→ **To do**
Exactly as written, please set down all of the entries again, with no pictures.

→ **Data for this exercise**
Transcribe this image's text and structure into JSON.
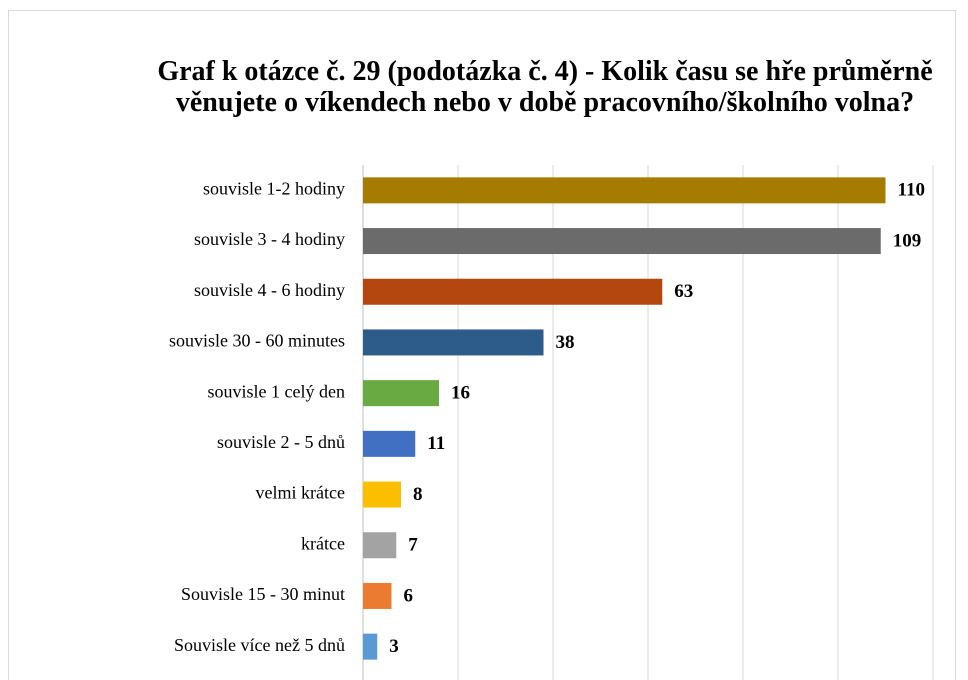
{
  "chart_data": {
    "type": "bar",
    "orientation": "horizontal",
    "title": "Graf k otázce č. 29 (podotázka č. 4) - Kolik času se hře průměrně věnujete o víkendech nebo v době pracovního/školního volna?",
    "categories": [
      "souvisle 1-2 hodiny",
      "souvisle 3 - 4 hodiny",
      "souvisle 4 - 6 hodiny",
      "souvisle 30 - 60 minutes",
      "souvisle 1 celý den",
      "souvisle 2 - 5 dnů",
      "velmi krátce",
      "krátce",
      "Souvisle 15 - 30 minut",
      "Souvisle více než 5 dnů"
    ],
    "values": [
      110,
      109,
      63,
      38,
      16,
      11,
      8,
      7,
      6,
      3
    ],
    "colors": [
      "#a67c00",
      "#6b6b6b",
      "#b3470f",
      "#2d5b8a",
      "#6aaa43",
      "#4170c2",
      "#fcbf00",
      "#a3a3a3",
      "#eb7b30",
      "#5a9ad4"
    ],
    "xlim": [
      0,
      120
    ],
    "xticks": [
      0,
      20,
      40,
      60,
      80,
      100,
      120
    ],
    "grid": true
  }
}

→ **Full response**
Transcribe this image's text and structure into JSON.
{
  "chart_data": {
    "type": "bar",
    "orientation": "horizontal",
    "title": "Graf k otázce č. 29 (podotázka č. 4) - Kolik času se hře průměrně věnujete o víkendech nebo v době pracovního/školního volna?",
    "categories": [
      "souvisle 1-2 hodiny",
      "souvisle 3 - 4 hodiny",
      "souvisle 4 - 6 hodiny",
      "souvisle 30 - 60 minutes",
      "souvisle 1 celý den",
      "souvisle 2 - 5 dnů",
      "velmi krátce",
      "krátce",
      "Souvisle 15 - 30 minut",
      "Souvisle více než 5 dnů"
    ],
    "values": [
      110,
      109,
      63,
      38,
      16,
      11,
      8,
      7,
      6,
      3
    ],
    "colors": [
      "#a67c00",
      "#6b6b6b",
      "#b3470f",
      "#2d5b8a",
      "#6aaa43",
      "#4170c2",
      "#fcbf00",
      "#a3a3a3",
      "#eb7b30",
      "#5a9ad4"
    ],
    "xlim": [
      0,
      120
    ],
    "xticks": [
      0,
      20,
      40,
      60,
      80,
      100,
      120
    ],
    "grid": true
  }
}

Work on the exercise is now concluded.